[Dataset excerpt]
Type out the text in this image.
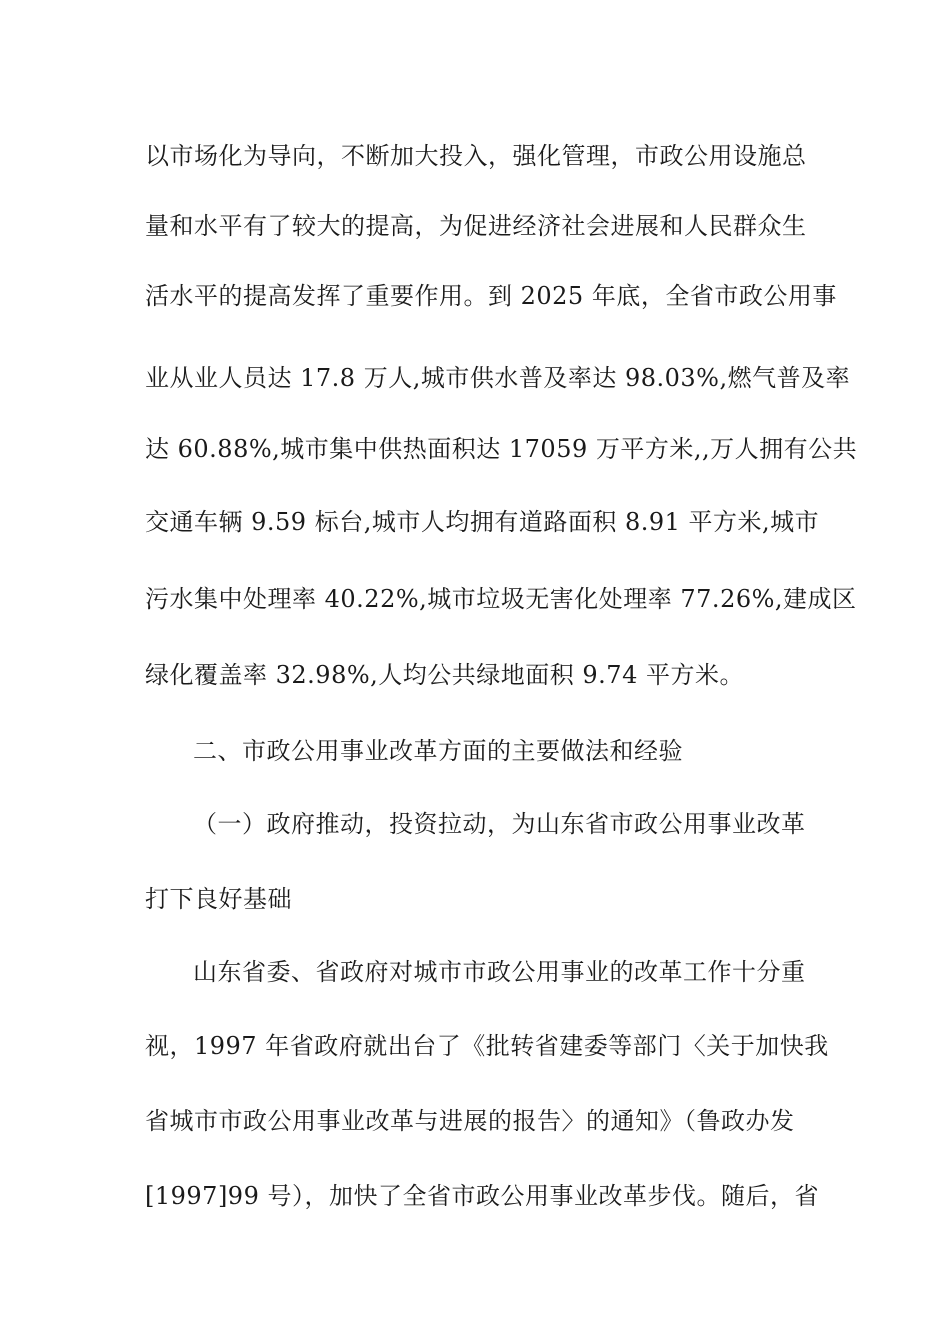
以市场化为导向，不断加大投入，强化管理，市政公用设施总
量和水平有了较大的提高，为促进经济社会进展和人民群众生
活水平的提高发挥了重要作用。到 2025 年底，全省市政公用事
业从业人员达 17.8 万人,城市供水普及率达 98.03%,燃气普及率
达 60.88%,城市集中供热面积达 17059 万平方米,,万人拥有公共
交通车辆 9.59 标台,城市人均拥有道路面积 8.91 平方米,城市
污水集中处理率 40.22%,城市垃圾无害化处理率 77.26%,建成区
绿化覆盖率 32.98%,人均公共绿地面积 9.74 平方米。
二、市政公用事业改革方面的主要做法和经验
（一）政府推动，投资拉动，为山东省市政公用事业改革
打下良好基础
山东省委、省政府对城市市政公用事业的改革工作十分重
视，1997 年省政府就出台了《批转省建委等部门〈关于加快我
省城市市政公用事业改革与进展的报告〉的通知》（鲁政办发
[1997]99 号），加快了全省市政公用事业改革步伐。随后，省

• Aim: In the copy, include all records verbatim but no images.

• Response to the exercise:
Type out the text in this image.
以市场化为导向，不断加大投入，强化管理，市政公用设施总
量和水平有了较大的提高，为促进经济社会进展和人民群众生
活水平的提高发挥了重要作用。到 2025 年底，全省市政公用事
业从业人员达 17.8 万人,城市供水普及率达 98.03%,燃气普及率
达 60.88%,城市集中供热面积达 17059 万平方米,,万人拥有公共
交通车辆 9.59 标台,城市人均拥有道路面积 8.91 平方米,城市
污水集中处理率 40.22%,城市垃圾无害化处理率 77.26%,建成区
绿化覆盖率 32.98%,人均公共绿地面积 9.74 平方米。
二、市政公用事业改革方面的主要做法和经验
（一）政府推动，投资拉动，为山东省市政公用事业改革
打下良好基础
山东省委、省政府对城市市政公用事业的改革工作十分重
视，1997 年省政府就出台了《批转省建委等部门〈关于加快我
省城市市政公用事业改革与进展的报告〉的通知》（鲁政办发
[1997]99 号），加快了全省市政公用事业改革步伐。随后，省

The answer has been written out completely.